Layout annotation data:
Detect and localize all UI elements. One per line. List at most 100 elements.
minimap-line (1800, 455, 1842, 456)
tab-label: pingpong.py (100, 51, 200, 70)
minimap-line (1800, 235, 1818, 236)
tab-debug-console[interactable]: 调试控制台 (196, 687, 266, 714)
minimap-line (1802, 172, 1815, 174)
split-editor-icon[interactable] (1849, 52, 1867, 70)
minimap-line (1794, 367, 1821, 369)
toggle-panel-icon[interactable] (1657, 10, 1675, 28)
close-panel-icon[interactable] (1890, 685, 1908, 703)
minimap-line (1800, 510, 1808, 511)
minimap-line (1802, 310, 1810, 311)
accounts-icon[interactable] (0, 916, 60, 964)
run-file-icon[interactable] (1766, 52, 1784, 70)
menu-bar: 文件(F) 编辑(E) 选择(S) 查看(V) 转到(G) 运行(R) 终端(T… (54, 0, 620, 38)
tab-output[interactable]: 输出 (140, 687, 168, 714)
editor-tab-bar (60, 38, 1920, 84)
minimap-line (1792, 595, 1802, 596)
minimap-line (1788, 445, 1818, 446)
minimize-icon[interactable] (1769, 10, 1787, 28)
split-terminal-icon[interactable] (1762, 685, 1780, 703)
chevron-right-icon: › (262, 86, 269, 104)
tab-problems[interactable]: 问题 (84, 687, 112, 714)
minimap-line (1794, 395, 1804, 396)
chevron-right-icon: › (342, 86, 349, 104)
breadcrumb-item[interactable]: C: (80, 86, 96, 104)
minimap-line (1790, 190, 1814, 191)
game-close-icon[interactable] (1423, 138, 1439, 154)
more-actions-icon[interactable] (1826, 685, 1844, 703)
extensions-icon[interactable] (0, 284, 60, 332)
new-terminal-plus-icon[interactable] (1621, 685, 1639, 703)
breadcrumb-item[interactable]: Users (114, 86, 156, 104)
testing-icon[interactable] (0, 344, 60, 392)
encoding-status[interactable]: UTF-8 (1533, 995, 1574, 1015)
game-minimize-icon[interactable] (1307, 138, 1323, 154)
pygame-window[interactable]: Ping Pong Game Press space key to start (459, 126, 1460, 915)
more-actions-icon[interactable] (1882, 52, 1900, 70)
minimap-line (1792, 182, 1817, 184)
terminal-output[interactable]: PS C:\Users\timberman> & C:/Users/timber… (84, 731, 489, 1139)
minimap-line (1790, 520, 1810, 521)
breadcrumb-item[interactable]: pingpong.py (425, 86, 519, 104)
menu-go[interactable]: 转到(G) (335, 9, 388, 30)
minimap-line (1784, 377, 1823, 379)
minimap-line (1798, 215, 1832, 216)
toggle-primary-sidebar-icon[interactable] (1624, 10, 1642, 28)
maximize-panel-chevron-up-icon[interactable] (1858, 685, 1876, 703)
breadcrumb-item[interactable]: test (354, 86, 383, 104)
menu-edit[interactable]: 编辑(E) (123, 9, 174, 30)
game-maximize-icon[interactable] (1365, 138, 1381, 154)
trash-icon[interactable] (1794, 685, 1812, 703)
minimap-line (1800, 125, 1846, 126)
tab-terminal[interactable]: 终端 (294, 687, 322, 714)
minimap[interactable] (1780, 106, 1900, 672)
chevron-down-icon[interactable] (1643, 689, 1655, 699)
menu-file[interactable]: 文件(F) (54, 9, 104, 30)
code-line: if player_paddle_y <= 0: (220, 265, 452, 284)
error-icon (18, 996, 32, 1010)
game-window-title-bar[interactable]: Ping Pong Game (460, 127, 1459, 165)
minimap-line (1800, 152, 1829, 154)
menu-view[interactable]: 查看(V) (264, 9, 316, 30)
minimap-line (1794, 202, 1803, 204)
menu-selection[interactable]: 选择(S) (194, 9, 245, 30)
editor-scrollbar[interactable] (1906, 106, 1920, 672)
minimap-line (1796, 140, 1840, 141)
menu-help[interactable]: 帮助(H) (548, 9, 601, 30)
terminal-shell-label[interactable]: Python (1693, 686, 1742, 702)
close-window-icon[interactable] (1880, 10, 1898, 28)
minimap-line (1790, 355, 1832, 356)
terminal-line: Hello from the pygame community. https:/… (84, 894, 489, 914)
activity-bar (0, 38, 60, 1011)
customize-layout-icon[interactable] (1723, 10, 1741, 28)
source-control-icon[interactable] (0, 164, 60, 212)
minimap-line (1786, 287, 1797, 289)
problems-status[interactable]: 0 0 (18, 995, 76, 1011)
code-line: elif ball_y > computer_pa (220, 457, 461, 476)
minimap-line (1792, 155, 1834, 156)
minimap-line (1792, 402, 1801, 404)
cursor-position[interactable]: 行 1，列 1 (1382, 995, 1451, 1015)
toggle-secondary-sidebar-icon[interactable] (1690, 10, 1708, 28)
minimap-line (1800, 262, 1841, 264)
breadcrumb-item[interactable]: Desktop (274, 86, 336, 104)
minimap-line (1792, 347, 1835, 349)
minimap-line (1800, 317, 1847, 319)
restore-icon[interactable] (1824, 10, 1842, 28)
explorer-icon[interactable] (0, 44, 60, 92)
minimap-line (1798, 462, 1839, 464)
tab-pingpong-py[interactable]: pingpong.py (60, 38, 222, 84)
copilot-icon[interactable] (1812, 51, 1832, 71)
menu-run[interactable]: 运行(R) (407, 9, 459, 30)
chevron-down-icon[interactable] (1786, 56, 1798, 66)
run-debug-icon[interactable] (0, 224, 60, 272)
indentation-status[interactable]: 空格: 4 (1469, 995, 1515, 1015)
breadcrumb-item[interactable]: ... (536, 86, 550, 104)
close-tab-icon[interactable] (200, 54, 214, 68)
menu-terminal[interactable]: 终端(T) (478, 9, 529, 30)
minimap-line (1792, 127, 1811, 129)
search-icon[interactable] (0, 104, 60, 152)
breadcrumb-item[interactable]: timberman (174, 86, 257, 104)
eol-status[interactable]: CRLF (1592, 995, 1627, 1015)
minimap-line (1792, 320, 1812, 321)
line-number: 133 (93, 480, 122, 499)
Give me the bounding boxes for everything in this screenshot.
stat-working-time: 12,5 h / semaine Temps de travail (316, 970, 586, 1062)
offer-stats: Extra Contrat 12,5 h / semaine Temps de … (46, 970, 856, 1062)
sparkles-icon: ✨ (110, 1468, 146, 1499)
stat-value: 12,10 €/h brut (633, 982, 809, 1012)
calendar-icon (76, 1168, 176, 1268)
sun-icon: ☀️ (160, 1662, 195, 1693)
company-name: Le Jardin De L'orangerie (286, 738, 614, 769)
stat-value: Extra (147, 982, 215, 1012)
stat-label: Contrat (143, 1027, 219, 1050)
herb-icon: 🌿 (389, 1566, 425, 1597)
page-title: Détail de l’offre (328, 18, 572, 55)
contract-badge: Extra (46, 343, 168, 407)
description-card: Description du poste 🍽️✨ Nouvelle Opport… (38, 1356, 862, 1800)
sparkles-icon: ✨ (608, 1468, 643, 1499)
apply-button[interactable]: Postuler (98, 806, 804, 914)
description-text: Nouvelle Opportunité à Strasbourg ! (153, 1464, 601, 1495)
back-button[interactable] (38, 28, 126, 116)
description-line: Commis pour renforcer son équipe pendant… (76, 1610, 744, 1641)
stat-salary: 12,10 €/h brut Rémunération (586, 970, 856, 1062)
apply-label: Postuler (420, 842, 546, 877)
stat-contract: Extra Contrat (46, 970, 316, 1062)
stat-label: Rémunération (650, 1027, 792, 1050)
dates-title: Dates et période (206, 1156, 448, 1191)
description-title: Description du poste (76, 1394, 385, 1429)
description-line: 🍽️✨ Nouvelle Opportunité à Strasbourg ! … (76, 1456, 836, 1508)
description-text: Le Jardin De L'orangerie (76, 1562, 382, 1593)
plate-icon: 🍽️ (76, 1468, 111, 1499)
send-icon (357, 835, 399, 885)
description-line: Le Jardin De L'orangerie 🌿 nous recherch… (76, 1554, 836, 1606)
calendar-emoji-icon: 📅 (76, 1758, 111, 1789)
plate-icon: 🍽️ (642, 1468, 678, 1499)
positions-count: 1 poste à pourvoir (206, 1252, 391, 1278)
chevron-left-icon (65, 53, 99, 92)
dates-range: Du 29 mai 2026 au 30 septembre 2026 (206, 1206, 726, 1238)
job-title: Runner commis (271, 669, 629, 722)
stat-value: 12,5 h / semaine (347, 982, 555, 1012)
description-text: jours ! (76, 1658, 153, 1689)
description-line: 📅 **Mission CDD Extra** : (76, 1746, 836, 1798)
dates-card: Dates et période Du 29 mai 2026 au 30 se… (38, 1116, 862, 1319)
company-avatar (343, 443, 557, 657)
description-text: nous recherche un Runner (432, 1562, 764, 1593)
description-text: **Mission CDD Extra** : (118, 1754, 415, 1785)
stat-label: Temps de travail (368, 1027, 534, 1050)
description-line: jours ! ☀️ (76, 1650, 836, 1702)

*SET PROBLEM*
Put the lines of the data, from the very first one through the line with "minimap-line (1802, 172, 1815, 174)", into a numbered list and skip any blank lines.

*RESULT OF THIS TASK*
1. Detect and localize all UI elements. One per line. List at most 100 elements.
2. minimap-line (1800, 455, 1842, 456)
3. tab-label: pingpong.py (100, 51, 200, 70)
4. minimap-line (1800, 235, 1818, 236)
5. tab-debug-console[interactable]: 调试控制台 (196, 687, 266, 714)
6. minimap-line (1802, 172, 1815, 174)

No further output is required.